**Given entries:**
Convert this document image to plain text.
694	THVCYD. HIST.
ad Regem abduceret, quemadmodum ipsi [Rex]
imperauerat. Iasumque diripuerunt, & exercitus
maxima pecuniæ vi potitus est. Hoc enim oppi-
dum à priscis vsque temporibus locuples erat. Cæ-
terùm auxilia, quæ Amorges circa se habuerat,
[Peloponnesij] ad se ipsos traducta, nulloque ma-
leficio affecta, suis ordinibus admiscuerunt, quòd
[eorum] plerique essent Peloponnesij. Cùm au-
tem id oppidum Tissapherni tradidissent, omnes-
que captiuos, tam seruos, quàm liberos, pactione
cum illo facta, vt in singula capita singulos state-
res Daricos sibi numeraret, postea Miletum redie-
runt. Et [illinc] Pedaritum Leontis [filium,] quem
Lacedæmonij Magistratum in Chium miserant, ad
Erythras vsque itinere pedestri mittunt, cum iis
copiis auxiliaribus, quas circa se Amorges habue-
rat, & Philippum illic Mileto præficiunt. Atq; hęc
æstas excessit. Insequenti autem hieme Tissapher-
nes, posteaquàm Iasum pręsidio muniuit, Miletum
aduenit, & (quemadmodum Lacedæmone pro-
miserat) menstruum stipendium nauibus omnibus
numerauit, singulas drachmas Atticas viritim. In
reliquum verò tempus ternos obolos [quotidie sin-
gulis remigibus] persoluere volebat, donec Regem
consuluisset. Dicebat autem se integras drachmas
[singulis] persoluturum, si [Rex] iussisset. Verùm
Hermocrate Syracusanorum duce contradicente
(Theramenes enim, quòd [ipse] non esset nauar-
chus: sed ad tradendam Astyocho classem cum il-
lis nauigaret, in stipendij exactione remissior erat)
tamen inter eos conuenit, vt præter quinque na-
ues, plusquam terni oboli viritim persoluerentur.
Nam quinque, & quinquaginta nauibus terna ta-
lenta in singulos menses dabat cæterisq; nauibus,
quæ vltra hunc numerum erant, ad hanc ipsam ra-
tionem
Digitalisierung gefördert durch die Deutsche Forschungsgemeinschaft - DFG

**Do this:** Write out the entries above word for word.

**Written response:**
Convert this document image to plain text.
694	THVCYD. HIST.
ad Regem abduceret, quemadmodum ipsi [Rex]
imperauerat. Iasumque diripuerunt, & exercitus
maxima pecuniæ vi potitus est. Hoc enim oppi-
dum à priscis vsque temporibus locuples erat. Cæ-
terùm auxilia, quæ Amorges circa se habuerat,
[Peloponnesij] ad se ipsos traducta, nulloque ma-
leficio affecta, suis ordinibus admiscuerunt, quòd
[eorum] plerique essent Peloponnesij. Cùm au-
tem id oppidum Tissapherni tradidissent, omnes-
que captiuos, tam seruos, quàm liberos, pactione
cum illo facta, vt in singula capita singulos state-
res Daricos sibi numeraret, postea Miletum redie-
runt. Et [illinc] Pedaritum Leontis [filium,] quem
Lacedæmonij Magistratum in Chium miserant, ad
Erythras vsque itinere pedestri mittunt, cum iis
copiis auxiliaribus, quas circa se Amorges habue-
rat, & Philippum illic Mileto præficiunt. Atq; hęc
æstas excessit. Insequenti autem hieme Tissapher-
nes, posteaquàm Iasum pręsidio muniuit, Miletum
aduenit, & (quemadmodum Lacedæmone pro-
miserat) menstruum stipendium nauibus omnibus
numerauit, singulas drachmas Atticas viritim. In
reliquum verò tempus ternos obolos [quotidie sin-
gulis remigibus] persoluere volebat, donec Regem
consuluisset. Dicebat autem se integras drachmas
[singulis] persoluturum, si [Rex] iussisset. Verùm
Hermocrate Syracusanorum duce contradicente
(Theramenes enim, quòd [ipse] non esset nauar-
chus: sed ad tradendam Astyocho classem cum il-
lis nauigaret, in stipendij exactione remissior erat)
tamen inter eos conuenit, vt præter quinque na-
ues, plusquam terni oboli viritim persoluerentur.
Nam quinque, & quinquaginta nauibus terna ta-
lenta in singulos menses dabat cæterisq; nauibus,
quæ vltra hunc numerum erant, ad hanc ipsam ra-
tionem
Digitalisierung gefördert durch die Deutsche Forschungsgemeinschaft - DFG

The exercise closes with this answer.